The problem -
Go through the listing and return every line with "Performance" in it.

# START OF Record list

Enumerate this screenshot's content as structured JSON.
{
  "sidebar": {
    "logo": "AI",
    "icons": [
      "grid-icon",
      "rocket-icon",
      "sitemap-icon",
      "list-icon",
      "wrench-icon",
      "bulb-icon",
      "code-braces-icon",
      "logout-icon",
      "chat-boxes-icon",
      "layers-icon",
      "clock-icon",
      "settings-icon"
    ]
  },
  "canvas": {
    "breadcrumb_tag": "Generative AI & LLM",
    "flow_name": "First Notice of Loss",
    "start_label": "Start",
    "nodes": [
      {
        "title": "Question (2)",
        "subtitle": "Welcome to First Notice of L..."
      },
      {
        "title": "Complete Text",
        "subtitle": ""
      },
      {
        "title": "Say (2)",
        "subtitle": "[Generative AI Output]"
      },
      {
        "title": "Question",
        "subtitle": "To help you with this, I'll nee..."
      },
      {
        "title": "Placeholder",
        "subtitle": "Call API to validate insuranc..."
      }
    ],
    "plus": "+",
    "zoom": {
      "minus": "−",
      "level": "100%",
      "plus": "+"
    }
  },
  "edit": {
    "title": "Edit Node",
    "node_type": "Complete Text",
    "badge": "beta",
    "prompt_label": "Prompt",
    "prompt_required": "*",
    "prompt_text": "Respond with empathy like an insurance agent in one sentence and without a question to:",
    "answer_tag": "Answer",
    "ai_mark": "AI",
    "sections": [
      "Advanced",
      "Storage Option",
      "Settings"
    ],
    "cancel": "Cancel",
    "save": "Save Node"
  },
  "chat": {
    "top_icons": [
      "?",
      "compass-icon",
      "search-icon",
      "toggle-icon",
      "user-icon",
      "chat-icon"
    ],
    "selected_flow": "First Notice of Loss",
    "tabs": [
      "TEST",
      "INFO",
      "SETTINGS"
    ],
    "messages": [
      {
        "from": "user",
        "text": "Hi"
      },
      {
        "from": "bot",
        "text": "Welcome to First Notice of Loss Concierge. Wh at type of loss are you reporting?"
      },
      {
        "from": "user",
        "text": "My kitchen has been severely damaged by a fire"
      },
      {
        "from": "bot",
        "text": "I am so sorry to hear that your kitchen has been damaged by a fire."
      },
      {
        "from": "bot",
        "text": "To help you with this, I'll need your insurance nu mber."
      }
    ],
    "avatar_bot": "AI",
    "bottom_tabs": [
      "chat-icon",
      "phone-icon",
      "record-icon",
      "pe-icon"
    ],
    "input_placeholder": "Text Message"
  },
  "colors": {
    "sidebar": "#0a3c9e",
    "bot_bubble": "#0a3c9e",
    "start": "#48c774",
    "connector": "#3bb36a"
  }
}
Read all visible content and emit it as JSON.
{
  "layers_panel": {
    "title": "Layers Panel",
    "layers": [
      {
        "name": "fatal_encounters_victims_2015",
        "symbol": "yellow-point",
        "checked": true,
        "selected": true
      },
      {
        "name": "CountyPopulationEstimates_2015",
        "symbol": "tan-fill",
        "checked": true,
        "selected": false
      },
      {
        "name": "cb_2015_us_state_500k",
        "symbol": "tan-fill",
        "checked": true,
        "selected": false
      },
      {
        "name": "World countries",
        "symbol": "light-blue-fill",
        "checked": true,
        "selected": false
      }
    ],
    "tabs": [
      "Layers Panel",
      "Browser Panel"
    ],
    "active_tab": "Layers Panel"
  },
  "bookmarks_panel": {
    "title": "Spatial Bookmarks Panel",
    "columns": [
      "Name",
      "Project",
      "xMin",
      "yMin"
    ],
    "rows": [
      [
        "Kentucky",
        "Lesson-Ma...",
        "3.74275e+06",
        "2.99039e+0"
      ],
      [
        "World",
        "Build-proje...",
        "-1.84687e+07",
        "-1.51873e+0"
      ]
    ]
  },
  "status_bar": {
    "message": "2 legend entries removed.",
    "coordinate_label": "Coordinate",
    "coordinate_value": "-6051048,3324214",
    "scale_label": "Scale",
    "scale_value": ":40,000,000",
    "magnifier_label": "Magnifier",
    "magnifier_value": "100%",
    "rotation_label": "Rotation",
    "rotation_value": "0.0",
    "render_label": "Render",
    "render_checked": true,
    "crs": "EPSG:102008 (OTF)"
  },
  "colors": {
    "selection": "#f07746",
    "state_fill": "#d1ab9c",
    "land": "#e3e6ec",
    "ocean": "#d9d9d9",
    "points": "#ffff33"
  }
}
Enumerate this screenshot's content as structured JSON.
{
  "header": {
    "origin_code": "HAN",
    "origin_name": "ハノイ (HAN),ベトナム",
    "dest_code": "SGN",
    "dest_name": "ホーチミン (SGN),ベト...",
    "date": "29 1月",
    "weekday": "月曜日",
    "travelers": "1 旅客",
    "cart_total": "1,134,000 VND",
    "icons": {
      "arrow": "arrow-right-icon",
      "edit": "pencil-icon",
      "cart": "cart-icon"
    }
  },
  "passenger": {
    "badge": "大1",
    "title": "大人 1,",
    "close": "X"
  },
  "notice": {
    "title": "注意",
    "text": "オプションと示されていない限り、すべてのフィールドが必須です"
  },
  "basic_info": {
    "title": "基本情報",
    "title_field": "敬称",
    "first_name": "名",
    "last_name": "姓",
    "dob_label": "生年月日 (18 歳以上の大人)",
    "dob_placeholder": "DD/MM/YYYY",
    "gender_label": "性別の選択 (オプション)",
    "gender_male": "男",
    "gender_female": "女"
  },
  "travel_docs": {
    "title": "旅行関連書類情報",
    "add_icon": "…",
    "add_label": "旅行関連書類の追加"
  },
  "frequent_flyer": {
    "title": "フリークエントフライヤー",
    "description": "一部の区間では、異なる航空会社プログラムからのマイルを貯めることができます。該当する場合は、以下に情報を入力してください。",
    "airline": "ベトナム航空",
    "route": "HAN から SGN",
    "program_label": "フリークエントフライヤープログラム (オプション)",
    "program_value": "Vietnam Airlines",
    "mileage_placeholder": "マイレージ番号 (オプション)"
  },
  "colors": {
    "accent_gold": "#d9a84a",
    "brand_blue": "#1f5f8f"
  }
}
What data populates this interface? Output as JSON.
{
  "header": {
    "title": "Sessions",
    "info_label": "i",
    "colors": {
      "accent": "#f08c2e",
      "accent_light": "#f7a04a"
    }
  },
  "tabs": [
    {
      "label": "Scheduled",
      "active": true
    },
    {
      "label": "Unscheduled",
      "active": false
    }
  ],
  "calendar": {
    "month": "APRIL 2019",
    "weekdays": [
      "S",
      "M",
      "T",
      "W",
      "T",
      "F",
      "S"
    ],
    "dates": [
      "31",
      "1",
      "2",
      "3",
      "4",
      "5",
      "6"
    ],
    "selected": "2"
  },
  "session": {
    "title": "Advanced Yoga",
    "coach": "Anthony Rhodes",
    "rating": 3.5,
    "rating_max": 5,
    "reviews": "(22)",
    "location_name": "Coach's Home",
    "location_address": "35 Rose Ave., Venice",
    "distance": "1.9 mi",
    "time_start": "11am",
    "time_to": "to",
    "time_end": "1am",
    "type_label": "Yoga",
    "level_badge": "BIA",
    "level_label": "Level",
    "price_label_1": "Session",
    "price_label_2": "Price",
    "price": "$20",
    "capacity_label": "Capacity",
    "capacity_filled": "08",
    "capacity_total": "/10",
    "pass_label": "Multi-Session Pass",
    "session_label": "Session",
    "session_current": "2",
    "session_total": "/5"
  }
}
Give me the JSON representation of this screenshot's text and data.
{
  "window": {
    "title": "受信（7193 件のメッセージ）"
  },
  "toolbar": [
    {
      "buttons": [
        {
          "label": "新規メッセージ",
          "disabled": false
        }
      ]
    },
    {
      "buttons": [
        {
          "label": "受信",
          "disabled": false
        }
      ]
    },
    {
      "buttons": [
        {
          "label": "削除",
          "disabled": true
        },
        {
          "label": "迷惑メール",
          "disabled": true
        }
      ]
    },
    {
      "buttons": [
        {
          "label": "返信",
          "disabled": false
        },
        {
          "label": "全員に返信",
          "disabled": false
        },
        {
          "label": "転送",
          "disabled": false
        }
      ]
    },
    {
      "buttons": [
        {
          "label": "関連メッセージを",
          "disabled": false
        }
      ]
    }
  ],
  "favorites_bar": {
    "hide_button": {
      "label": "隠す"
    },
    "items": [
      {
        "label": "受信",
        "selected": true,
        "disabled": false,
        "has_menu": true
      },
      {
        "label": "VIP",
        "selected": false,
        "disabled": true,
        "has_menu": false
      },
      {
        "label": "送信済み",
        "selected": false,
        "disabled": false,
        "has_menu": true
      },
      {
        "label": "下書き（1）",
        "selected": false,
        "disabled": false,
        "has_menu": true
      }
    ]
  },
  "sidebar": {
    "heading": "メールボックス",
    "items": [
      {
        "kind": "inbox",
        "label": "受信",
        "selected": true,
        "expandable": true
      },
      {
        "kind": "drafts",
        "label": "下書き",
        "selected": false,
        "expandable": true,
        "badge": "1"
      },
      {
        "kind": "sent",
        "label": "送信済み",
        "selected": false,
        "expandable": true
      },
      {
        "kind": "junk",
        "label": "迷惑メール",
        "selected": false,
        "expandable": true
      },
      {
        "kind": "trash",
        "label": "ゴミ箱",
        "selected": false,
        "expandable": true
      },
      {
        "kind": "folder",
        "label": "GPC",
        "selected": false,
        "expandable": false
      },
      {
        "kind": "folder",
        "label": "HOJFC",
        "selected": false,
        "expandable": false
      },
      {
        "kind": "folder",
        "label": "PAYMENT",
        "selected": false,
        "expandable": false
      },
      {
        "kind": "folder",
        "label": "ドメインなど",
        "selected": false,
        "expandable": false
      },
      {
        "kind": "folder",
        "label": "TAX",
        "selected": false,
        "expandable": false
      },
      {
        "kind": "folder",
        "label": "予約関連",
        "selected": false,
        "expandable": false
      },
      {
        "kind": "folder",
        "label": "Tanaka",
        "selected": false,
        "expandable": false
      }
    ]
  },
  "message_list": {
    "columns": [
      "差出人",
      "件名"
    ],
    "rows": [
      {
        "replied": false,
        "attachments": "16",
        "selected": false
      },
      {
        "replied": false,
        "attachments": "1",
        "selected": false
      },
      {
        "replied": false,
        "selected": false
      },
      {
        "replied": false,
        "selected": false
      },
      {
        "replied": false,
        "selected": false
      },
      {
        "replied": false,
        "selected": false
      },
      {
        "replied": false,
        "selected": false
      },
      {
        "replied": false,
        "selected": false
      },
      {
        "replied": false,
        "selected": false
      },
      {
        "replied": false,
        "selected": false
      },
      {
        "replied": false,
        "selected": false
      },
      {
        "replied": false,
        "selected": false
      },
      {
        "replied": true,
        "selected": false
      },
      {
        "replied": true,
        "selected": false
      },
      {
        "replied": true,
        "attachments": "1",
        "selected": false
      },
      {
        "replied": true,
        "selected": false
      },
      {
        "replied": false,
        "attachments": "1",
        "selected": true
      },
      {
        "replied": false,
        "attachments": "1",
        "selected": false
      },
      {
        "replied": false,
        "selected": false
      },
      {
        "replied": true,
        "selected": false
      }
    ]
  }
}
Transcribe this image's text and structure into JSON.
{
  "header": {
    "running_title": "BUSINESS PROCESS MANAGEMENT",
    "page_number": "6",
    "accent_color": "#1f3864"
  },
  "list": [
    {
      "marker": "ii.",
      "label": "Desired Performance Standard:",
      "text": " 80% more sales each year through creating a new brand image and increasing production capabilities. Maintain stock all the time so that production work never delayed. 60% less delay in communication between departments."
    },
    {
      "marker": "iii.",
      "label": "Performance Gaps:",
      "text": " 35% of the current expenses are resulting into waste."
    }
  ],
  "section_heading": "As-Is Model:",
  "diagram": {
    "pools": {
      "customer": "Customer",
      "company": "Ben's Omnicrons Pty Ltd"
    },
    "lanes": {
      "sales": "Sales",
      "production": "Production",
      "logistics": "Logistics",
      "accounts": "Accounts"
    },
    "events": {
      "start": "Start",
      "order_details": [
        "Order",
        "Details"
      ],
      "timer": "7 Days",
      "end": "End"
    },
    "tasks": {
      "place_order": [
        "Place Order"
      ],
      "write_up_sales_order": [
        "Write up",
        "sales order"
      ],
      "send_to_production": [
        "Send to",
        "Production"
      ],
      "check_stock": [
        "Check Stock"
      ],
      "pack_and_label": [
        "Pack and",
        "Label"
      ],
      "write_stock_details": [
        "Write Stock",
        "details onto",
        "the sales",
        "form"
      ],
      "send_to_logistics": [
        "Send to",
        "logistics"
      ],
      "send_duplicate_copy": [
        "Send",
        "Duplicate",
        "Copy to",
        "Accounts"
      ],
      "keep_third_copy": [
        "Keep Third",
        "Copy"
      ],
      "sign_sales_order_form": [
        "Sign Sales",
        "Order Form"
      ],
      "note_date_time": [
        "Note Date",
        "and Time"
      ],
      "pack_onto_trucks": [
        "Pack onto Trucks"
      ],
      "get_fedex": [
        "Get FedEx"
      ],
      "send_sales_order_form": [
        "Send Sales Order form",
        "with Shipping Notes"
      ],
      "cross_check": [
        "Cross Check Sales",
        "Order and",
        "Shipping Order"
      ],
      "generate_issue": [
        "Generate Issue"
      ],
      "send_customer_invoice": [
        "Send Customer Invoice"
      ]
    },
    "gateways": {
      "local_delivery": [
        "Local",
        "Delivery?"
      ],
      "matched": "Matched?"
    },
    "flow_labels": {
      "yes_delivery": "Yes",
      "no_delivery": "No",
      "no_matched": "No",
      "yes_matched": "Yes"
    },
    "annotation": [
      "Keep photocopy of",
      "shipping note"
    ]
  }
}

# END OF Record list

The response -
      "label": "Desired Performance Standard:",
      "label": "Performance Gaps:",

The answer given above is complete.